◆ TASK OBJECTIVE ◆
Omit the images. Copy each entry word for word.

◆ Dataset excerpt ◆
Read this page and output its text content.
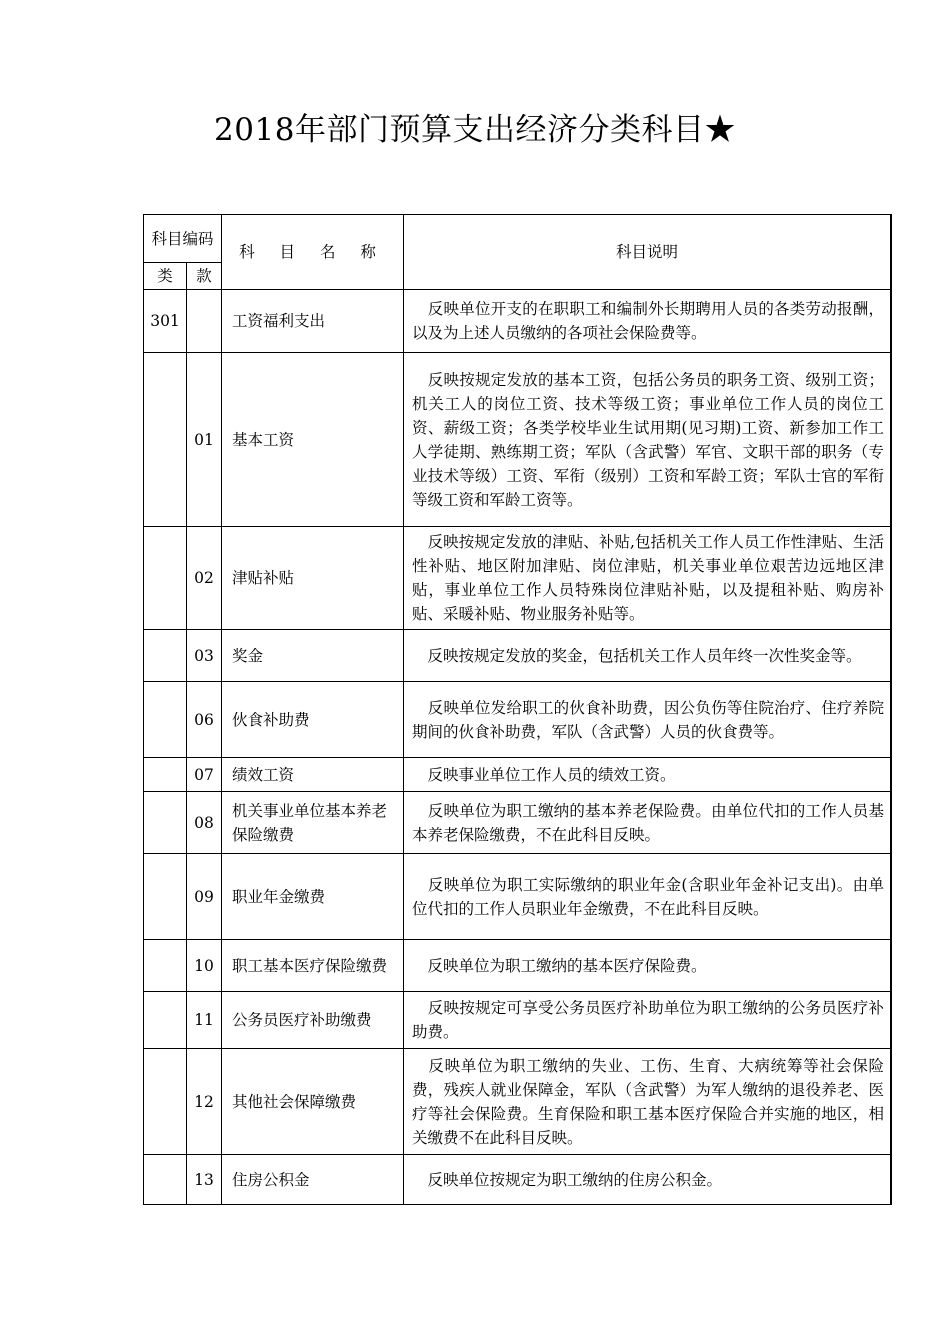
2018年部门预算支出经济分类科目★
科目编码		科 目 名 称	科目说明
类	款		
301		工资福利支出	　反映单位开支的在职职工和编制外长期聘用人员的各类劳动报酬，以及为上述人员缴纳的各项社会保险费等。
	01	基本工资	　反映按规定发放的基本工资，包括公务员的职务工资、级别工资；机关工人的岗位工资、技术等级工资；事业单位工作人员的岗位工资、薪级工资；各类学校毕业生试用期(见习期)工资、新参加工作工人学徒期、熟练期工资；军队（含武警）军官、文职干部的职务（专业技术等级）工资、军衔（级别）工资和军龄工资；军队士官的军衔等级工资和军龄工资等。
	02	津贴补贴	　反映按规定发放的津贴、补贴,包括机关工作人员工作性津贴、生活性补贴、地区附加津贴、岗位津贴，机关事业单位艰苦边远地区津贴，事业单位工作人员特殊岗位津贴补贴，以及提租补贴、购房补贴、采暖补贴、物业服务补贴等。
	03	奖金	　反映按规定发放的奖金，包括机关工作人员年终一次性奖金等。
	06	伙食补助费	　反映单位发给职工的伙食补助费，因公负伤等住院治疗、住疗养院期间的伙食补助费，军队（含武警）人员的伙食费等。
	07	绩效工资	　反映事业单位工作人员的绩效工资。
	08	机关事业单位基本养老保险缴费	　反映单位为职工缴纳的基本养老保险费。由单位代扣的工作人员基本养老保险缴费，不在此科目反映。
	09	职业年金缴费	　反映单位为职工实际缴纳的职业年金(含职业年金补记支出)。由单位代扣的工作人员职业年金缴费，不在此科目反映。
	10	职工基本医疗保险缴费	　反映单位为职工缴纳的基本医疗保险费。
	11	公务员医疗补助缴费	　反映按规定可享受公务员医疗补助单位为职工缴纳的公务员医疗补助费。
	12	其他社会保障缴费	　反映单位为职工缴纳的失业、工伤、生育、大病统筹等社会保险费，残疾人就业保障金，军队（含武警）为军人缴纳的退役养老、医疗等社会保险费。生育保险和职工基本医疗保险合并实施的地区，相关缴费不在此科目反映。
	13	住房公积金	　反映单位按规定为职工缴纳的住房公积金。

◆ CORRECT RESULT ◆
Read this page and output its text content.
2018年部门预算支出经济分类科目★
科目编码		科 目 名 称	科目说明
类	款		
301		工资福利支出	　反映单位开支的在职职工和编制外长期聘用人员的各类劳动报酬，以及为上述人员缴纳的各项社会保险费等。
	01	基本工资	　反映按规定发放的基本工资，包括公务员的职务工资、级别工资；机关工人的岗位工资、技术等级工资；事业单位工作人员的岗位工资、薪级工资；各类学校毕业生试用期(见习期)工资、新参加工作工人学徒期、熟练期工资；军队（含武警）军官、文职干部的职务（专业技术等级）工资、军衔（级别）工资和军龄工资；军队士官的军衔等级工资和军龄工资等。
	02	津贴补贴	　反映按规定发放的津贴、补贴,包括机关工作人员工作性津贴、生活性补贴、地区附加津贴、岗位津贴，机关事业单位艰苦边远地区津贴，事业单位工作人员特殊岗位津贴补贴，以及提租补贴、购房补贴、采暖补贴、物业服务补贴等。
	03	奖金	　反映按规定发放的奖金，包括机关工作人员年终一次性奖金等。
	06	伙食补助费	　反映单位发给职工的伙食补助费，因公负伤等住院治疗、住疗养院期间的伙食补助费，军队（含武警）人员的伙食费等。
	07	绩效工资	　反映事业单位工作人员的绩效工资。
	08	机关事业单位基本养老保险缴费	　反映单位为职工缴纳的基本养老保险费。由单位代扣的工作人员基本养老保险缴费，不在此科目反映。
	09	职业年金缴费	　反映单位为职工实际缴纳的职业年金(含职业年金补记支出)。由单位代扣的工作人员职业年金缴费，不在此科目反映。
	10	职工基本医疗保险缴费	　反映单位为职工缴纳的基本医疗保险费。
	11	公务员医疗补助缴费	　反映按规定可享受公务员医疗补助单位为职工缴纳的公务员医疗补助费。
	12	其他社会保障缴费	　反映单位为职工缴纳的失业、工伤、生育、大病统筹等社会保险费，残疾人就业保障金，军队（含武警）为军人缴纳的退役养老、医疗等社会保险费。生育保险和职工基本医疗保险合并实施的地区，相关缴费不在此科目反映。
	13	住房公积金	　反映单位按规定为职工缴纳的住房公积金。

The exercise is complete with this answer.